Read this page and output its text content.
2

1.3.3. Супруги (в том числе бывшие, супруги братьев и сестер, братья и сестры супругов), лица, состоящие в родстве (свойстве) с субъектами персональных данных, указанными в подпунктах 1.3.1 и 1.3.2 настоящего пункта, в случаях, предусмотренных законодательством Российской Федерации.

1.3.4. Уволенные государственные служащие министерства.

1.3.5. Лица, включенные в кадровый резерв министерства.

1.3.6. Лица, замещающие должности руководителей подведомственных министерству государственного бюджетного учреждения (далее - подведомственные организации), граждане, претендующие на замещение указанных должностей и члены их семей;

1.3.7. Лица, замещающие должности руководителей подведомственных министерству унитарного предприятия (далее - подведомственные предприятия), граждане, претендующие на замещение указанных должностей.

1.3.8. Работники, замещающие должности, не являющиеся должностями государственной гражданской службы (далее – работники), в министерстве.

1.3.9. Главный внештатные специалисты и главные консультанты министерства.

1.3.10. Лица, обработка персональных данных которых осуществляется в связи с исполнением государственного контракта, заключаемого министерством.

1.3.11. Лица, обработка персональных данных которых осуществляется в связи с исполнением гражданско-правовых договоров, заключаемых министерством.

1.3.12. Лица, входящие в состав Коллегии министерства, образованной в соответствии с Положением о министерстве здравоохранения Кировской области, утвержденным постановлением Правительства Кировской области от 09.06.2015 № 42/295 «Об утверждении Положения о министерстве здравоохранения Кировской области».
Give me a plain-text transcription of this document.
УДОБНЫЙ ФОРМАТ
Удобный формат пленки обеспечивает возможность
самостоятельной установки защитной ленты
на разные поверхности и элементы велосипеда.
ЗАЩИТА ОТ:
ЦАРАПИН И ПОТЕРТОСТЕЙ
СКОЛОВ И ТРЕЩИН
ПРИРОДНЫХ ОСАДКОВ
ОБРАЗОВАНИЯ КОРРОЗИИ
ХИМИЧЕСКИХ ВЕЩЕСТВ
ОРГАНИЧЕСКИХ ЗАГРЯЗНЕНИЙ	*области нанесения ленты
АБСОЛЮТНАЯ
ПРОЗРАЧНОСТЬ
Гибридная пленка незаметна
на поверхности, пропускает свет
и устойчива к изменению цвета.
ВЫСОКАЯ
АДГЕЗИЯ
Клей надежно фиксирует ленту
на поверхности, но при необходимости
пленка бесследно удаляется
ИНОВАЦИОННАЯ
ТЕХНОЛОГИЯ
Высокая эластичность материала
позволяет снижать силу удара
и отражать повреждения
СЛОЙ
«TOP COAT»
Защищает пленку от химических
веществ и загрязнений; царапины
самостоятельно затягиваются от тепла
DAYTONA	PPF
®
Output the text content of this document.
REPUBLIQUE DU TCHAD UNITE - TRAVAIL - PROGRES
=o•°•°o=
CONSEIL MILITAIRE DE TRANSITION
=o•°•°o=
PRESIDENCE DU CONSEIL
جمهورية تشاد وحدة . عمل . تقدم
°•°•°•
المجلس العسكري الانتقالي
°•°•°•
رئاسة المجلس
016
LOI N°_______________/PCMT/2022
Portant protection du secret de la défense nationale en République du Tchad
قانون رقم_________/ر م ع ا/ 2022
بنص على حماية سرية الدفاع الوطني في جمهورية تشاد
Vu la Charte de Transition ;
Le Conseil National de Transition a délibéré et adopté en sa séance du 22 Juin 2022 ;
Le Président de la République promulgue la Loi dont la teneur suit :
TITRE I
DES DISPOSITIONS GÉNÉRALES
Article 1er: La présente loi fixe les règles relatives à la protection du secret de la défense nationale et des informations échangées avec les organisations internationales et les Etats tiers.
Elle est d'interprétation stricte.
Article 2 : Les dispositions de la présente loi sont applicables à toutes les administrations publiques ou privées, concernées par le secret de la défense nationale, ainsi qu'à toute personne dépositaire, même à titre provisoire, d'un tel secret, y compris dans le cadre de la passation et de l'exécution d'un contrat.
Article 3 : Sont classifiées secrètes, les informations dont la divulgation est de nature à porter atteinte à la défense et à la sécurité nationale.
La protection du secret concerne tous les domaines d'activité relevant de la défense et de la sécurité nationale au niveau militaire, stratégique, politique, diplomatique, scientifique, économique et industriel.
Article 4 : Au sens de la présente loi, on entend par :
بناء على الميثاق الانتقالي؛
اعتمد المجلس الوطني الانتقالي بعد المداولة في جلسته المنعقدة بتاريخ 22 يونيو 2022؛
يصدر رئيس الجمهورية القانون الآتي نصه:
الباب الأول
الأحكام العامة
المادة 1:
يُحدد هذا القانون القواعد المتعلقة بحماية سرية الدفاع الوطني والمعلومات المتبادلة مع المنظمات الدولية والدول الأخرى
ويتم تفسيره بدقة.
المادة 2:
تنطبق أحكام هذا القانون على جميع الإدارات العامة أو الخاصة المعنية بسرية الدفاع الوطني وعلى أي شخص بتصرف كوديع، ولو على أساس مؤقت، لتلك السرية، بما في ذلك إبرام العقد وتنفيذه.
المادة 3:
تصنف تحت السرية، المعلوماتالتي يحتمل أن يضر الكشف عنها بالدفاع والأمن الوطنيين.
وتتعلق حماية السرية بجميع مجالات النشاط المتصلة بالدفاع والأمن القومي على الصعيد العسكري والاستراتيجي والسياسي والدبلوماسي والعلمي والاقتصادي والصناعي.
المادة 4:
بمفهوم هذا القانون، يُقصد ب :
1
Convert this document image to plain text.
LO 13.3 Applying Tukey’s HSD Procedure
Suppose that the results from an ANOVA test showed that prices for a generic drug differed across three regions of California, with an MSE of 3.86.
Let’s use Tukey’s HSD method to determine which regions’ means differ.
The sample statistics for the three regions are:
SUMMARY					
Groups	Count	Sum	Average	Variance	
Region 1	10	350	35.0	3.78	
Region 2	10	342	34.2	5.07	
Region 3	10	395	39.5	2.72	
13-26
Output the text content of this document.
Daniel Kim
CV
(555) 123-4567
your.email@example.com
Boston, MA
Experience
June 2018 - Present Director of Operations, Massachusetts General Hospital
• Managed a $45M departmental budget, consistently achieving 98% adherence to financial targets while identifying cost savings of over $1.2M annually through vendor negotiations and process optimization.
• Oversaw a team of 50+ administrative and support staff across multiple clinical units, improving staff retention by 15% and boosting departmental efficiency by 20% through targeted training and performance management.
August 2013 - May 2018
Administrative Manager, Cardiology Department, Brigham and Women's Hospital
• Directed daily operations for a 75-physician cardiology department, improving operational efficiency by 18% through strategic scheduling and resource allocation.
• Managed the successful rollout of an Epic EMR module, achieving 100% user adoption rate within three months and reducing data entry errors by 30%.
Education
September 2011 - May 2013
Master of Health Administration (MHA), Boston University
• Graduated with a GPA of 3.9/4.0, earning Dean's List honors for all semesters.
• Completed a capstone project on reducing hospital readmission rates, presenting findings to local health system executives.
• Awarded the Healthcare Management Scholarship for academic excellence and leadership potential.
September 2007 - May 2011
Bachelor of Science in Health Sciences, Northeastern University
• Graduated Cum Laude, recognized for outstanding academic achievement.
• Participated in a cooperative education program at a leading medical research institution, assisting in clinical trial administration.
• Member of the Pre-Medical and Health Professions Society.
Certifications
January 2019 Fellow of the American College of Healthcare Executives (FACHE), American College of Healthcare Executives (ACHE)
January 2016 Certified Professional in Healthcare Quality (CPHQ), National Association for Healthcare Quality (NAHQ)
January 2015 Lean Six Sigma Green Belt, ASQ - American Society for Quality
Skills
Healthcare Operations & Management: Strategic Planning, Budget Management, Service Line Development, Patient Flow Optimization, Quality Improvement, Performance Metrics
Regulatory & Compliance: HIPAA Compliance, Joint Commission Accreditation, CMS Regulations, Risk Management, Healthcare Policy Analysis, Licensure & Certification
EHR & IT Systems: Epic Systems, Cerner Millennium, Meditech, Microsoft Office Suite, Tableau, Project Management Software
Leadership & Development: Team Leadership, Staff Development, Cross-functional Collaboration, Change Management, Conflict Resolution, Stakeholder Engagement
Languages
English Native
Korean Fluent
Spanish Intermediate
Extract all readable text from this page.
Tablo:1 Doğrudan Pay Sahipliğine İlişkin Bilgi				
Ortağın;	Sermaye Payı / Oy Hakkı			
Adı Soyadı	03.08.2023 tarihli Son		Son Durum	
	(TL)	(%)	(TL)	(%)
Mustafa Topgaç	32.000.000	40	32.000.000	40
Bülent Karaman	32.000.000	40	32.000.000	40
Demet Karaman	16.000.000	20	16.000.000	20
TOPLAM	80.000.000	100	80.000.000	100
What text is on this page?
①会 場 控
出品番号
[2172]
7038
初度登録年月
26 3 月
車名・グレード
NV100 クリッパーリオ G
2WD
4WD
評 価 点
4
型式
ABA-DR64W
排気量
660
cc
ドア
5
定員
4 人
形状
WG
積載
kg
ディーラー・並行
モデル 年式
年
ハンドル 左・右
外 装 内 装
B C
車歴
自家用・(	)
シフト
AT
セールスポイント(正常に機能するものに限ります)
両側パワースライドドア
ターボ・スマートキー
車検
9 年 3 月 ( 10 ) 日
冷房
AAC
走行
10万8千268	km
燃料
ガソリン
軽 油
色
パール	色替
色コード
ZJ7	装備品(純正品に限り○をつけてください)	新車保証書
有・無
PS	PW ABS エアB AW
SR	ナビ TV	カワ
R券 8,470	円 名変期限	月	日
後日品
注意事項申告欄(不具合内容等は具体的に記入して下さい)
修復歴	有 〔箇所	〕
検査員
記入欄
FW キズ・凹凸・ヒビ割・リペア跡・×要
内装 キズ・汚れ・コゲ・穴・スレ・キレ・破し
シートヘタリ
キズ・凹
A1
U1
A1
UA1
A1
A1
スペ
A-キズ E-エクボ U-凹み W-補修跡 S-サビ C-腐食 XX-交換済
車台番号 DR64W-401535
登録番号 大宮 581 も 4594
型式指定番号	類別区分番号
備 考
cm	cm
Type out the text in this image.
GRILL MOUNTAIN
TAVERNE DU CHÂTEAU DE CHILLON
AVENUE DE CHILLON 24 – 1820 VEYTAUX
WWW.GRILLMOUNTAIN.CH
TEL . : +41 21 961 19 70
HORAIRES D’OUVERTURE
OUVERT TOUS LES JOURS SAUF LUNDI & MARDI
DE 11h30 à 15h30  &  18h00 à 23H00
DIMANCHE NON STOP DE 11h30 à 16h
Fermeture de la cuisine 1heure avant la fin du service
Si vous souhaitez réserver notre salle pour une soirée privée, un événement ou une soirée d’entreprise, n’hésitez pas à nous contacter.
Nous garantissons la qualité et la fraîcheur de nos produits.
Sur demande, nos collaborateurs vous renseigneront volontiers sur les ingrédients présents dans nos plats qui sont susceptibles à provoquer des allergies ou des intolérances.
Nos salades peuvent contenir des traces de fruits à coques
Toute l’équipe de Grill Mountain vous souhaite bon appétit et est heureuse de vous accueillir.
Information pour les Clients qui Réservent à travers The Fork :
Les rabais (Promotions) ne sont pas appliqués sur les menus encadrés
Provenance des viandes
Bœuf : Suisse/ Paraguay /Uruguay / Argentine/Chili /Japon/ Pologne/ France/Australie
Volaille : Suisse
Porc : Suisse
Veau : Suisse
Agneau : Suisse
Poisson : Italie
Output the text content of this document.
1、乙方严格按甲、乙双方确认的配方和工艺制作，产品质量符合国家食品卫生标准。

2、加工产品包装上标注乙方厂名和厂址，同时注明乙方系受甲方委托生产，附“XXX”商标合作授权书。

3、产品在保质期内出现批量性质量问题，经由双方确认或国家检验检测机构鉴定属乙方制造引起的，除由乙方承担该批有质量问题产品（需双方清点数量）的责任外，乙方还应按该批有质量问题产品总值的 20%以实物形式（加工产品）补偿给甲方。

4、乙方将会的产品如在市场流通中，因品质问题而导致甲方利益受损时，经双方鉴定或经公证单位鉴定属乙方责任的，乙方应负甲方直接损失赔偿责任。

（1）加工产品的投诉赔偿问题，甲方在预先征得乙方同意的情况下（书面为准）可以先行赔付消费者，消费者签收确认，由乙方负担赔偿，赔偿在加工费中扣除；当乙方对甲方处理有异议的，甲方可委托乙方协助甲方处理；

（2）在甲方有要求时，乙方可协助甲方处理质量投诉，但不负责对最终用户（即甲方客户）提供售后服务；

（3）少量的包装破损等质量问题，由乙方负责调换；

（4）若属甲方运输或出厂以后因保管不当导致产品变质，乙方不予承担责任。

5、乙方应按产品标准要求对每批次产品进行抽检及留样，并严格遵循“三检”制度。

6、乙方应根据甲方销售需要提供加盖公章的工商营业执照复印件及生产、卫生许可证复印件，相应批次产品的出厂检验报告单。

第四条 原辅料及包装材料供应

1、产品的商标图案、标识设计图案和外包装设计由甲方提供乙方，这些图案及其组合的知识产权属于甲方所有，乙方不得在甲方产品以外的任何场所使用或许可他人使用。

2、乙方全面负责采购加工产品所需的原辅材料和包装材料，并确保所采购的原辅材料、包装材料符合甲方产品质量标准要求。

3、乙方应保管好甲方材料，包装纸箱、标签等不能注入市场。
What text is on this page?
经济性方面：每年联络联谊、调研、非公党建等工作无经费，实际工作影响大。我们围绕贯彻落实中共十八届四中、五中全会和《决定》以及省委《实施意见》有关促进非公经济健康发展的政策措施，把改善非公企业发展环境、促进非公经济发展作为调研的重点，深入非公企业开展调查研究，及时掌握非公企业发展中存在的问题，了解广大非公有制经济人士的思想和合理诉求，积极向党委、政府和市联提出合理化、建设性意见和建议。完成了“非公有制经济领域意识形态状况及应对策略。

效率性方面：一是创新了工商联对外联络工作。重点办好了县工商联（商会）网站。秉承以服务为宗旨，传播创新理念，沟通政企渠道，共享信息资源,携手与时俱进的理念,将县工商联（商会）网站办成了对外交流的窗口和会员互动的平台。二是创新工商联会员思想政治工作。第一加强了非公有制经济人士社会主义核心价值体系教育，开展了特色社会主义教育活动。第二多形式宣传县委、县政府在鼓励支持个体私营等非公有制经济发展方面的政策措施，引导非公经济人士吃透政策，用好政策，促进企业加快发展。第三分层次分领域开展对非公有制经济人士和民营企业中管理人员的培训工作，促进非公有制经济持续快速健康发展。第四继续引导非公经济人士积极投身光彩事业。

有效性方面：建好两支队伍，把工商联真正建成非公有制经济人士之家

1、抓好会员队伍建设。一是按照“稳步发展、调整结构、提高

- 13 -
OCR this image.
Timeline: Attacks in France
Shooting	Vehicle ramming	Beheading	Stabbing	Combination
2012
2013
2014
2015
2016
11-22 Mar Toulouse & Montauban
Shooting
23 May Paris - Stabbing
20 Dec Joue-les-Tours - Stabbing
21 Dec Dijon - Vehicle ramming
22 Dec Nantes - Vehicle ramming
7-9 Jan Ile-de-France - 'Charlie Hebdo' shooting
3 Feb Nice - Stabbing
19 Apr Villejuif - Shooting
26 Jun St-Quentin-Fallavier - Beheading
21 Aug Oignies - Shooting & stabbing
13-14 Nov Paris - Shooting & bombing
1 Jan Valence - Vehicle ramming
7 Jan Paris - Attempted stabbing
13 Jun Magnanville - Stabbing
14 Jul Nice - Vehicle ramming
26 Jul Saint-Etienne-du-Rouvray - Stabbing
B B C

* EXERCISE TASK:
Return each line of the data that contains the string "from".

* OUTPUT FOR THIS TASK:
Suppose that the results from an ANOVA test showed that prices for a generic drug differed across three regions of California, with an MSE of 3.86.
Extract all readable text from this page.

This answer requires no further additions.